### Extracted information
— Begin —

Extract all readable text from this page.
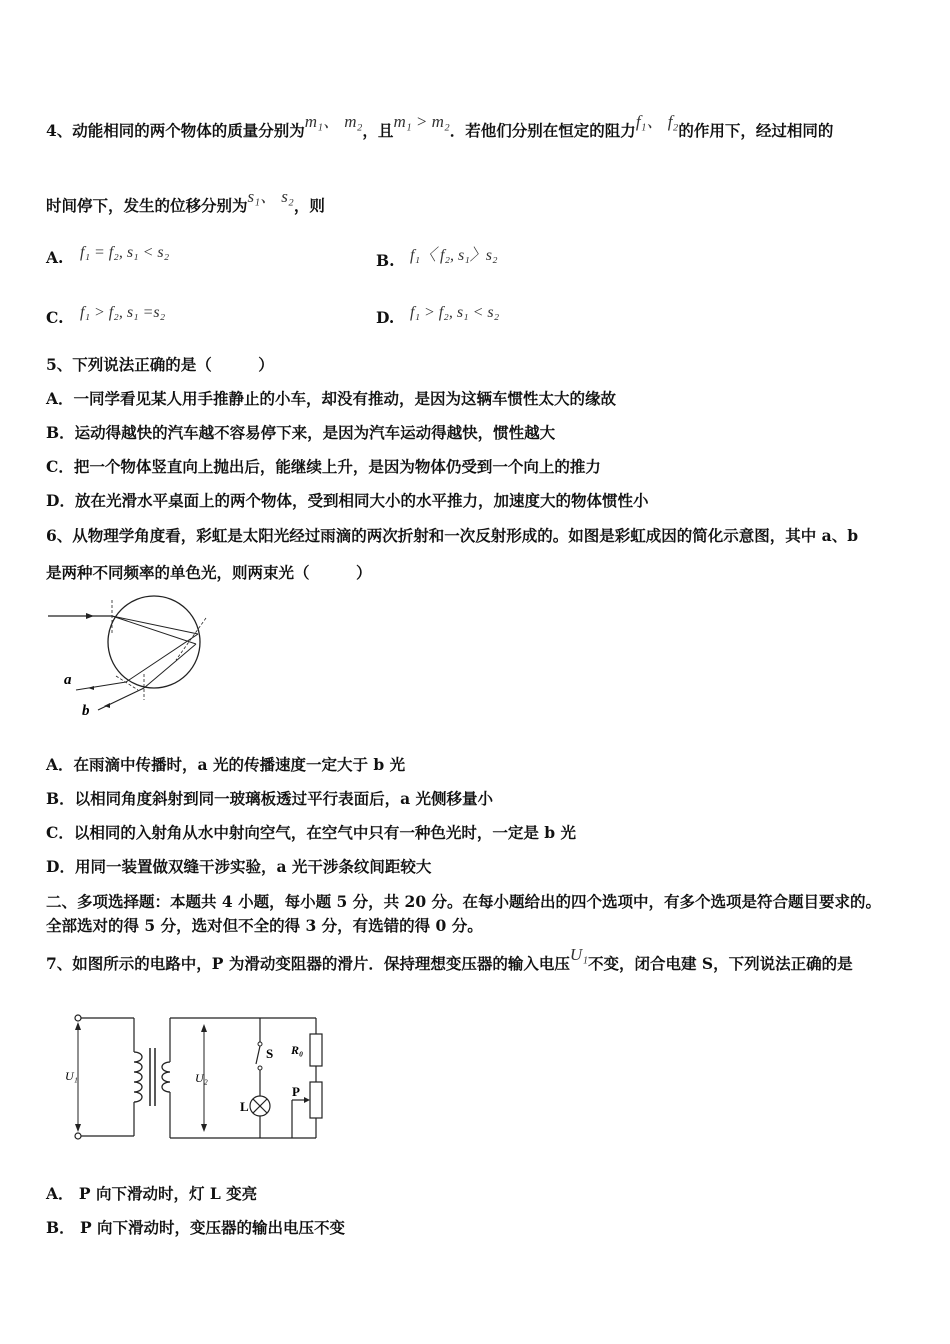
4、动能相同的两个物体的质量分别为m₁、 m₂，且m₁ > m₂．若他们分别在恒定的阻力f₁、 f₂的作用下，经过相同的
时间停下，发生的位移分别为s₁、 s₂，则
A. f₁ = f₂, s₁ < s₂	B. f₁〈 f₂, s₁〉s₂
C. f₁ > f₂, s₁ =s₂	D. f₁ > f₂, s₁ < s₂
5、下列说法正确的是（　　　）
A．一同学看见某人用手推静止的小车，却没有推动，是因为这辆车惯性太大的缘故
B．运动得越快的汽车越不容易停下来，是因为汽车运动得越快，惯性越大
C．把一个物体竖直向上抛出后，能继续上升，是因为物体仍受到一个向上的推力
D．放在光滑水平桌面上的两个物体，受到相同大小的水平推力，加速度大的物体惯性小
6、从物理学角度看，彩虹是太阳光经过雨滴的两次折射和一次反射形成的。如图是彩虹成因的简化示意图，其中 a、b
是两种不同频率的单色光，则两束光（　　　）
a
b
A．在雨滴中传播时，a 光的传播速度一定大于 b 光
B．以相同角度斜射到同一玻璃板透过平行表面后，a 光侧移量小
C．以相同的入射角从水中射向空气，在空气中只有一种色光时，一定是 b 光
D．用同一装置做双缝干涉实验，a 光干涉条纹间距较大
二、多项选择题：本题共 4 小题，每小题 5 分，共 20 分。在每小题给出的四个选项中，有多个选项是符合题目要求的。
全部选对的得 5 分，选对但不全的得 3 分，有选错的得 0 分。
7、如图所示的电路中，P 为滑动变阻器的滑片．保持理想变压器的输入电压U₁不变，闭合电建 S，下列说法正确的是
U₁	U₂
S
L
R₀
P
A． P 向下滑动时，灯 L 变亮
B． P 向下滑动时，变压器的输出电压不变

— End —
— Begin —

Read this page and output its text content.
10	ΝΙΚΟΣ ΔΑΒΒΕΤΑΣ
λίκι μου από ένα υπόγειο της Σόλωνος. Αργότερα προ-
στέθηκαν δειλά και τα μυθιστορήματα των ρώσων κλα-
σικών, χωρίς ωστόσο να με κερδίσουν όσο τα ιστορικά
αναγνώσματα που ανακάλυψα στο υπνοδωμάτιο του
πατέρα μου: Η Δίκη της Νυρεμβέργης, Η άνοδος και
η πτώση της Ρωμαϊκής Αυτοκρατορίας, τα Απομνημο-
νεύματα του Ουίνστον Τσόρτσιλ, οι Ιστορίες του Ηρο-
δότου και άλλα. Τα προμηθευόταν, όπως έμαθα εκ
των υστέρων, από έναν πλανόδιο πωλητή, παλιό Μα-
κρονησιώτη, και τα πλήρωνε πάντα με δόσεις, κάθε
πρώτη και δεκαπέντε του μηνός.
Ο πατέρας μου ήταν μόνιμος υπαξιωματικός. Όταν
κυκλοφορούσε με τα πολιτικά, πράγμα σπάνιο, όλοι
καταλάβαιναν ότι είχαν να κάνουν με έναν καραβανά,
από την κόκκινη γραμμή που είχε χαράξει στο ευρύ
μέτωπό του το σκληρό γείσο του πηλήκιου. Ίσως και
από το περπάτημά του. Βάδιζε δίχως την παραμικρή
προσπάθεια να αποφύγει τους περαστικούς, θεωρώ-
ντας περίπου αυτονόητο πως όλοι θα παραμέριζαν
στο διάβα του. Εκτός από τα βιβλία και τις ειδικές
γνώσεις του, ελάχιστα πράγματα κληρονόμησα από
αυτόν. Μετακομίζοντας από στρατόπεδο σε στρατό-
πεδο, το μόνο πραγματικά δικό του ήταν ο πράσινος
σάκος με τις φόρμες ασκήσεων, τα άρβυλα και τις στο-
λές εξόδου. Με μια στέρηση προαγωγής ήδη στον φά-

— End —

### What you are asked to do
Take every line above carrying "ήταν" and return it.

### The result
Ο πατέρας μου ήταν μόνιμος υπαξιωματικός. Όταν
πεδο, το μόνο πραγματικά δικό του ήταν ο πράσινος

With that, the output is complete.